SET PROBLEM: Copy out all the data, word for word.

RECORDS FOR THE EXERCISE:

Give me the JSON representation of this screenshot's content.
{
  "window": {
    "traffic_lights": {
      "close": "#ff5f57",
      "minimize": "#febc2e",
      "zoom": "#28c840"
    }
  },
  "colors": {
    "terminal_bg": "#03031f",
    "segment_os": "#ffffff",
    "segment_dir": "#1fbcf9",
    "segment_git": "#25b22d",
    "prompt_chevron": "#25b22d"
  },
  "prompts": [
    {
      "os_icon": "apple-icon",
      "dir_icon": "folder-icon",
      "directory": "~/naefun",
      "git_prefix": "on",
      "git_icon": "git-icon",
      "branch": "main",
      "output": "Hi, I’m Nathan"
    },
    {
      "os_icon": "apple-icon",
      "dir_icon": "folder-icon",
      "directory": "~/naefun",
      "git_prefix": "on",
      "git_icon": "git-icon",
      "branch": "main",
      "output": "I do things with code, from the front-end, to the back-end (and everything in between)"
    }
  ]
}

CORRECT ANSWER:
Give me the JSON representation of this screenshot's content.
{
  "window": {
    "traffic_lights": {
      "close": "#ff5f57",
      "minimize": "#febc2e",
      "zoom": "#28c840"
    }
  },
  "colors": {
    "terminal_bg": "#03031f",
    "segment_os": "#ffffff",
    "segment_dir": "#1fbcf9",
    "segment_git": "#25b22d",
    "prompt_chevron": "#25b22d"
  },
  "prompts": [
    {
      "os_icon": "apple-icon",
      "dir_icon": "folder-icon",
      "directory": "~/naefun",
      "git_prefix": "on",
      "git_icon": "git-icon",
      "branch": "main",
      "output": "Hi, I’m Nathan"
    },
    {
      "os_icon": "apple-icon",
      "dir_icon": "folder-icon",
      "directory": "~/naefun",
      "git_prefix": "on",
      "git_icon": "git-icon",
      "branch": "main",
      "output": "I do things with code, from the front-end, to the back-end (and everything in between)"
    }
  ]
}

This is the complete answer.